**Instruction:** Write each line out again exactly as written.

**Data shown:**
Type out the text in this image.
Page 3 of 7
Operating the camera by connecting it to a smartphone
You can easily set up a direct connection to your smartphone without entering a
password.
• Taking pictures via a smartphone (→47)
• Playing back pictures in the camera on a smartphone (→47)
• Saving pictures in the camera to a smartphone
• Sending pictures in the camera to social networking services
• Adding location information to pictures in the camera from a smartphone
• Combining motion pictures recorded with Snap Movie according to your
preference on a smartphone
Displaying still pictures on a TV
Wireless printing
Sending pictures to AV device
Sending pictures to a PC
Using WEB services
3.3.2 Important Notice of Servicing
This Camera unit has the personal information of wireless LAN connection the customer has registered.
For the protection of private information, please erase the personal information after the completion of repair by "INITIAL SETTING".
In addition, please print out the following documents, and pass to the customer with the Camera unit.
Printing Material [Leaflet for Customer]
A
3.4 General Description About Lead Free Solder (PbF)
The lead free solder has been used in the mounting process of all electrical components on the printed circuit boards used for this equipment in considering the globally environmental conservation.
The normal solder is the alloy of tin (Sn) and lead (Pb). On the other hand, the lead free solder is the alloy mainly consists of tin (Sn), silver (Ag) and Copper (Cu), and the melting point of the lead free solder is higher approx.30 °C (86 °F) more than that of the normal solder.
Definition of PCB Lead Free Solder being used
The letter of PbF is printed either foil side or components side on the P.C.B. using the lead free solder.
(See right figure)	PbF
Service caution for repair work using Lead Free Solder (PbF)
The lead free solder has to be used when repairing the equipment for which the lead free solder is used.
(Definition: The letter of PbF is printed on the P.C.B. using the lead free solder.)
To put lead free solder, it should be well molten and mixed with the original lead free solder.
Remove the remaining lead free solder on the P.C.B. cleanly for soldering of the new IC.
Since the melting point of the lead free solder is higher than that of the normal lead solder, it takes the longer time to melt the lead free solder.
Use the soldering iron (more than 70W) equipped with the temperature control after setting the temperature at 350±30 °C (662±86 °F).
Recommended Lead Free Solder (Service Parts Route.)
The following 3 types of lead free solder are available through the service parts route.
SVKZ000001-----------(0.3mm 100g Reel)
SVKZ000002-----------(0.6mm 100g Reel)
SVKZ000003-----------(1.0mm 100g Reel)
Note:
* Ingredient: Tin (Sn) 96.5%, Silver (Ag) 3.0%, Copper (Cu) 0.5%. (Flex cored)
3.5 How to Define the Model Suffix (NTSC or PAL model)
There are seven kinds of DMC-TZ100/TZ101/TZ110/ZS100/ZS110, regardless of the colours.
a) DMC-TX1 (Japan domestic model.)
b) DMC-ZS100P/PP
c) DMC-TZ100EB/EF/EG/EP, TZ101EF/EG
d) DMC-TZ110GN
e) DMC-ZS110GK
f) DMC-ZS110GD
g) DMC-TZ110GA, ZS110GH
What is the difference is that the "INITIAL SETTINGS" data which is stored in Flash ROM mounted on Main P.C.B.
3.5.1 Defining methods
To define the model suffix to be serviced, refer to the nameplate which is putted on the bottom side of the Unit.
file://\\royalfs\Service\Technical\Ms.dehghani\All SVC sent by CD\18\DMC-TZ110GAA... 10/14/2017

**Task solution:**
Type out the text in this image.
Page 3 of 7
Operating the camera by connecting it to a smartphone
You can easily set up a direct connection to your smartphone without entering a
password.
• Taking pictures via a smartphone (→47)
• Playing back pictures in the camera on a smartphone (→47)
• Saving pictures in the camera to a smartphone
• Sending pictures in the camera to social networking services
• Adding location information to pictures in the camera from a smartphone
• Combining motion pictures recorded with Snap Movie according to your
preference on a smartphone
Displaying still pictures on a TV
Wireless printing
Sending pictures to AV device
Sending pictures to a PC
Using WEB services
3.3.2 Important Notice of Servicing
This Camera unit has the personal information of wireless LAN connection the customer has registered.
For the protection of private information, please erase the personal information after the completion of repair by "INITIAL SETTING".
In addition, please print out the following documents, and pass to the customer with the Camera unit.
Printing Material [Leaflet for Customer]
A
3.4 General Description About Lead Free Solder (PbF)
The lead free solder has been used in the mounting process of all electrical components on the printed circuit boards used for this equipment in considering the globally environmental conservation.
The normal solder is the alloy of tin (Sn) and lead (Pb). On the other hand, the lead free solder is the alloy mainly consists of tin (Sn), silver (Ag) and Copper (Cu), and the melting point of the lead free solder is higher approx.30 °C (86 °F) more than that of the normal solder.
Definition of PCB Lead Free Solder being used
The letter of PbF is printed either foil side or components side on the P.C.B. using the lead free solder.
(See right figure)	PbF
Service caution for repair work using Lead Free Solder (PbF)
The lead free solder has to be used when repairing the equipment for which the lead free solder is used.
(Definition: The letter of PbF is printed on the P.C.B. using the lead free solder.)
To put lead free solder, it should be well molten and mixed with the original lead free solder.
Remove the remaining lead free solder on the P.C.B. cleanly for soldering of the new IC.
Since the melting point of the lead free solder is higher than that of the normal lead solder, it takes the longer time to melt the lead free solder.
Use the soldering iron (more than 70W) equipped with the temperature control after setting the temperature at 350±30 °C (662±86 °F).
Recommended Lead Free Solder (Service Parts Route.)
The following 3 types of lead free solder are available through the service parts route.
SVKZ000001-----------(0.3mm 100g Reel)
SVKZ000002-----------(0.6mm 100g Reel)
SVKZ000003-----------(1.0mm 100g Reel)
Note:
* Ingredient: Tin (Sn) 96.5%, Silver (Ag) 3.0%, Copper (Cu) 0.5%. (Flex cored)
3.5 How to Define the Model Suffix (NTSC or PAL model)
There are seven kinds of DMC-TZ100/TZ101/TZ110/ZS100/ZS110, regardless of the colours.
a) DMC-TX1 (Japan domestic model.)
b) DMC-ZS100P/PP
c) DMC-TZ100EB/EF/EG/EP, TZ101EF/EG
d) DMC-TZ110GN
e) DMC-ZS110GK
f) DMC-ZS110GD
g) DMC-TZ110GA, ZS110GH
What is the difference is that the "INITIAL SETTINGS" data which is stored in Flash ROM mounted on Main P.C.B.
3.5.1 Defining methods
To define the model suffix to be serviced, refer to the nameplate which is putted on the bottom side of the Unit.
file://\\royalfs\Service\Technical\Ms.dehghani\All SVC sent by CD\18\DMC-TZ110GAA... 10/14/2017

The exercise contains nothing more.